┌────────

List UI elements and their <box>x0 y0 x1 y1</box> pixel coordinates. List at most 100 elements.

└────────
┌────────

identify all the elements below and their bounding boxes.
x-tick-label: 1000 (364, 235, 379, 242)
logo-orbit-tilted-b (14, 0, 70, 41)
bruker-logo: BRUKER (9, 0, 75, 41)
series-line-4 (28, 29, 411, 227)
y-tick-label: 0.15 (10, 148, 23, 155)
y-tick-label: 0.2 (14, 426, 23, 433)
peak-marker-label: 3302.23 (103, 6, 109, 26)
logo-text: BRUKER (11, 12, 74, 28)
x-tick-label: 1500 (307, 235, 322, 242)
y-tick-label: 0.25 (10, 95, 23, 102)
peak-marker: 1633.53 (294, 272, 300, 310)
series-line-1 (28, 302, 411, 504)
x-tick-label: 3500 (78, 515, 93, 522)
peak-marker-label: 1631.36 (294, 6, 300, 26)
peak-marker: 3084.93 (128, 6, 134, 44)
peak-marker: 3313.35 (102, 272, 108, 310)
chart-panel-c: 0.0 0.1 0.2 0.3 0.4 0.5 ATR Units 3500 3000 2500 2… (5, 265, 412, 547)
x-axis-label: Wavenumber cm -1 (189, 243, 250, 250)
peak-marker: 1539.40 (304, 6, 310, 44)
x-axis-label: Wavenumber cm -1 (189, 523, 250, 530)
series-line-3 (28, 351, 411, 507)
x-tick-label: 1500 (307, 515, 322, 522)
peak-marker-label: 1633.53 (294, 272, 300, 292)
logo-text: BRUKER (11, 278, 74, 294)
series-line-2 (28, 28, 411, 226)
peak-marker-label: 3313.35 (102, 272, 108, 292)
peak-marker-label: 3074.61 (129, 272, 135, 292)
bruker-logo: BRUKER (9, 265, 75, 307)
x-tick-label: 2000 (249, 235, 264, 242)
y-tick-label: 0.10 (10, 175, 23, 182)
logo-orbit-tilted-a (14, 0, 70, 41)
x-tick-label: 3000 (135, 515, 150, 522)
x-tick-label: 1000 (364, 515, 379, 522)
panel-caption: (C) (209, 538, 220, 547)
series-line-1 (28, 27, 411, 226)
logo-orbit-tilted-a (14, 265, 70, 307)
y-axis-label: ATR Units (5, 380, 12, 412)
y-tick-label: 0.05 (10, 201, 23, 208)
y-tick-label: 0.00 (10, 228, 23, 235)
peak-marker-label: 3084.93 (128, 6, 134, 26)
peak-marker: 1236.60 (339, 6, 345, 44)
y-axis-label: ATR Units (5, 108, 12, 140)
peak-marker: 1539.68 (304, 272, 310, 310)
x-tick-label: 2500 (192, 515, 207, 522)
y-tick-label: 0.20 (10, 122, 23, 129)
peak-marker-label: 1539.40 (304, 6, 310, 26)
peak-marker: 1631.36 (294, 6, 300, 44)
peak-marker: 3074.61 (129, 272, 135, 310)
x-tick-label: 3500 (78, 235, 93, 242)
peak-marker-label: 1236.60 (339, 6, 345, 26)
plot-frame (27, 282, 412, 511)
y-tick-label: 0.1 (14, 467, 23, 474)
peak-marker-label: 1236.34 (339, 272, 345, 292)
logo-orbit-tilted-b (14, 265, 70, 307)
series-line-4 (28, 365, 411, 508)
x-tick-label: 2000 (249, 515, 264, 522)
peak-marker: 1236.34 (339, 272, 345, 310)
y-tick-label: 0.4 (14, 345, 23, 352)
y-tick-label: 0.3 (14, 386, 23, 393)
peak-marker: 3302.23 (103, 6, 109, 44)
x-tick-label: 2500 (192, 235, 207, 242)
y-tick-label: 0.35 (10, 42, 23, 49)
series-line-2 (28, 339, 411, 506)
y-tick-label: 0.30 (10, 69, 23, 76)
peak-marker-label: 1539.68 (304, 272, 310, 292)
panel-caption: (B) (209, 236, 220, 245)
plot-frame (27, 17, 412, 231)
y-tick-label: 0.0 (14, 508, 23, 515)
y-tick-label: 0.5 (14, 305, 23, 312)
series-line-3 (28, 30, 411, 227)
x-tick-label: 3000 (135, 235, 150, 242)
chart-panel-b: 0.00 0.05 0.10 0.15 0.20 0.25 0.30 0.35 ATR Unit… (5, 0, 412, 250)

└────────

AIM OF THE TASK » Copy out the records word for word, starting at the line containing "identify all the" and ending at the line containing "logo-orbit-tilted-a (14, 265, 70, 307)", with both of those lines included.

FULL ANSWER »
identify all the elements below and their bounding boxes.
x-tick-label: 1000 (364, 235, 379, 242)
logo-orbit-tilted-b (14, 0, 70, 41)
bruker-logo: BRUKER (9, 0, 75, 41)
series-line-4 (28, 29, 411, 227)
y-tick-label: 0.15 (10, 148, 23, 155)
y-tick-label: 0.2 (14, 426, 23, 433)
peak-marker-label: 3302.23 (103, 6, 109, 26)
logo-text: BRUKER (11, 12, 74, 28)
x-tick-label: 1500 (307, 235, 322, 242)
y-tick-label: 0.25 (10, 95, 23, 102)
peak-marker: 1633.53 (294, 272, 300, 310)
series-line-1 (28, 302, 411, 504)
x-tick-label: 3500 (78, 515, 93, 522)
peak-marker-label: 1631.36 (294, 6, 300, 26)
peak-marker: 3084.93 (128, 6, 134, 44)
peak-marker: 3313.35 (102, 272, 108, 310)
chart-panel-c: 0.0 0.1 0.2 0.3 0.4 0.5 ATR Units 3500 3000 2500 2… (5, 265, 412, 547)
x-axis-label: Wavenumber cm -1 (189, 243, 250, 250)
peak-marker: 1539.40 (304, 6, 310, 44)
x-axis-label: Wavenumber cm -1 (189, 523, 250, 530)
series-line-3 (28, 351, 411, 507)
x-tick-label: 1500 (307, 515, 322, 522)
peak-marker-label: 1633.53 (294, 272, 300, 292)
logo-text: BRUKER (11, 278, 74, 294)
series-line-2 (28, 28, 411, 226)
peak-marker-label: 3313.35 (102, 272, 108, 292)
peak-marker-label: 3074.61 (129, 272, 135, 292)
bruker-logo: BRUKER (9, 265, 75, 307)
x-tick-label: 2000 (249, 235, 264, 242)
y-tick-label: 0.10 (10, 175, 23, 182)
logo-orbit-tilted-a (14, 0, 70, 41)
x-tick-label: 3000 (135, 515, 150, 522)
x-tick-label: 1000 (364, 515, 379, 522)
panel-caption: (C) (209, 538, 220, 547)
series-line-1 (28, 27, 411, 226)
logo-orbit-tilted-a (14, 265, 70, 307)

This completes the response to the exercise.